## Short task A
In the entries below, reproduce verbatim the section that begins with the line containing "- Point: [100, 657, 122, 671]" and ends with the line containing "- Point: [100, 674, 122, 689]", including both of those lines.

[start Extracted text]

It's a man with self esteem problems. A selfish cowardly man who so badly wanted to be praised for doing the bare minimum. A man who let envy bite through the hand that fed him. Cause sometimes the worst monsters are the ones that are the most human. And everyone died and suffered because one man (Curly this time) kept making excuses for that one weak link (Jimmy).
I also love that the crew in Mouthwashing didn't die because Jimmy went around hacking them up. They died because of his poor leadership decisions. The leadership that he so badly believed that he could do better than Curly.
- Anya was already stressed out from the assault and she was on the edge of a mental breakdown, Jimmy responded to that by shouting at her. 💀 Girl chugged down that pill bottle like it was water.
- Daisuke was an intern, he just did whatever he was told, eager to impress Jimmy. Jimmy says climb the vents, Daisuke climbed the vents. The vents collapsed on Daisuke.

[end Extracted text]

## Short task B
Condense the paragraph of the Mouthwashing commentary that begins "I also love that the crew" into a single shorter sentence that retains its main points.

[start Dataset extract]

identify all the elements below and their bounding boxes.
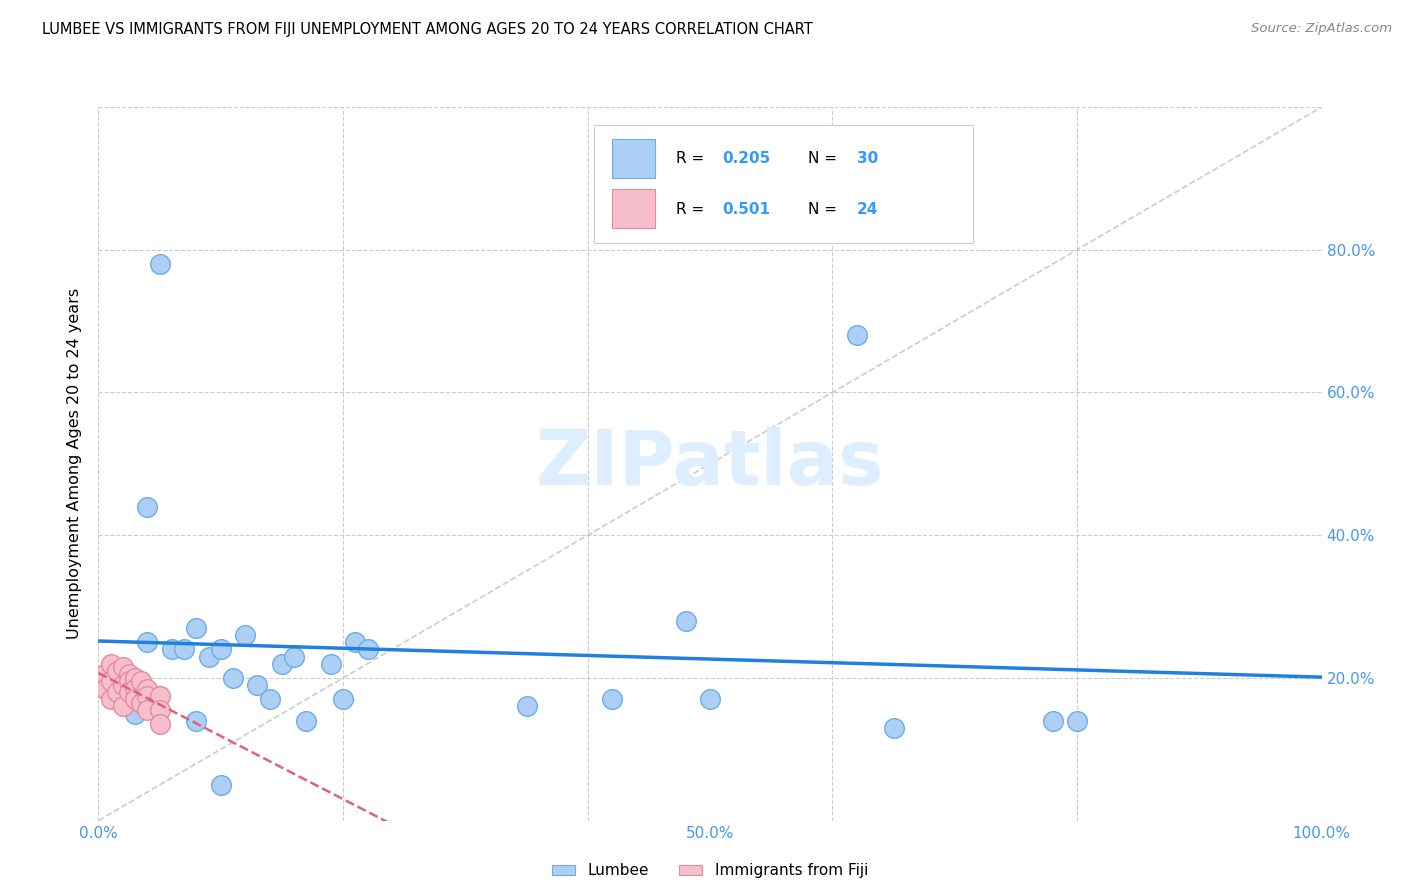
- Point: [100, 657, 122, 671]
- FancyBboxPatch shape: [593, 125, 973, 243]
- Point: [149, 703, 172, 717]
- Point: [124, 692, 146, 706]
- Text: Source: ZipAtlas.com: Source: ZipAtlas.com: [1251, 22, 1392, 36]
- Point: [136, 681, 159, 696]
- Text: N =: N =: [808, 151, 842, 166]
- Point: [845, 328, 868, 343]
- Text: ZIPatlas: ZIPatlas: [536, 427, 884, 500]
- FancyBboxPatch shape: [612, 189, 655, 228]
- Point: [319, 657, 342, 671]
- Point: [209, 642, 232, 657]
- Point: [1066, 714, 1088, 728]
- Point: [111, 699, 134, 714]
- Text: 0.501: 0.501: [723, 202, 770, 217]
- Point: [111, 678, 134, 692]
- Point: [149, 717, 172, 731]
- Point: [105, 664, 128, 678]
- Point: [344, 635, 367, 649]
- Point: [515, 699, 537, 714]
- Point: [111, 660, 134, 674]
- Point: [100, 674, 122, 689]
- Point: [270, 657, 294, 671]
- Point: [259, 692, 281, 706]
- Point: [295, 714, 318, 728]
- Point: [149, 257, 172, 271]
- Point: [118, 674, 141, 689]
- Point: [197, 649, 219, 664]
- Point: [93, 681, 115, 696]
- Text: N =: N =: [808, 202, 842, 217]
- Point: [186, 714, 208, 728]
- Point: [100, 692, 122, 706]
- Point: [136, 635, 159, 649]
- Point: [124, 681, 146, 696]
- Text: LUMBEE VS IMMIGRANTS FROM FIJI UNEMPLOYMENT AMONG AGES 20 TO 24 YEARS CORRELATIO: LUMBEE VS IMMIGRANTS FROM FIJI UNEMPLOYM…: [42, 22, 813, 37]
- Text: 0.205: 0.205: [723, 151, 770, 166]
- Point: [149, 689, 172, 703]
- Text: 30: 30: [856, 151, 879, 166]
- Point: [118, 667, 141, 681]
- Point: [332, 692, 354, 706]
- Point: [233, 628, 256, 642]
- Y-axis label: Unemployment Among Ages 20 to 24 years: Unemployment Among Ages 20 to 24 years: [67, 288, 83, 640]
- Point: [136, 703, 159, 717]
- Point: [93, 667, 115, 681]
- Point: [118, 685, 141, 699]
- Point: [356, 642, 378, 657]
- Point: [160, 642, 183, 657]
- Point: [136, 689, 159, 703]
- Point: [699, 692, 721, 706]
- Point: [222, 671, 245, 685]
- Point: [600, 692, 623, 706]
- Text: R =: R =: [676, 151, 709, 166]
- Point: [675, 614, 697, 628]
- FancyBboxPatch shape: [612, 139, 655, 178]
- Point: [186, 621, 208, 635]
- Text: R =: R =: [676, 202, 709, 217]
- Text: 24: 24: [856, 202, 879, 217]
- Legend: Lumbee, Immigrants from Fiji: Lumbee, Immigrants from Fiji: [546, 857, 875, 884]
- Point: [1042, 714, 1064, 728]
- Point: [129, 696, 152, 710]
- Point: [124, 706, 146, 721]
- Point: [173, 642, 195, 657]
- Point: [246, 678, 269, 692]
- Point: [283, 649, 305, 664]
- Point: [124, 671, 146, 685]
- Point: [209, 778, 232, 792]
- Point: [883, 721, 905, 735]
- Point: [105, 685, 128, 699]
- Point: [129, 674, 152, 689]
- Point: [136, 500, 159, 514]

[end Dataset extract]

## Correct response A
- Point: [100, 657, 122, 671]
- FancyBboxPatch shape: [593, 125, 973, 243]
- Point: [149, 703, 172, 717]
- Point: [124, 692, 146, 706]
- Text: Source: ZipAtlas.com: Source: ZipAtlas.com: [1251, 22, 1392, 36]
- Point: [136, 681, 159, 696]
- Text: N =: N =: [808, 151, 842, 166]
- Point: [845, 328, 868, 343]
- Text: ZIPatlas: ZIPatlas: [536, 427, 884, 500]
- FancyBboxPatch shape: [612, 189, 655, 228]
- Point: [319, 657, 342, 671]
- Point: [209, 642, 232, 657]
- Point: [1066, 714, 1088, 728]
- Point: [111, 699, 134, 714]
- Text: 0.501: 0.501: [723, 202, 770, 217]
- Point: [111, 678, 134, 692]
- Point: [149, 717, 172, 731]
- Point: [105, 664, 128, 678]
- Point: [344, 635, 367, 649]
- Point: [515, 699, 537, 714]
- Point: [111, 660, 134, 674]
- Point: [100, 674, 122, 689]

## Correct response B
The crew in Mouthwashing died not from Jimmy hacking them up but from his poor leadership decisions, the same leadership he firmly believed he could exercise better than Curly.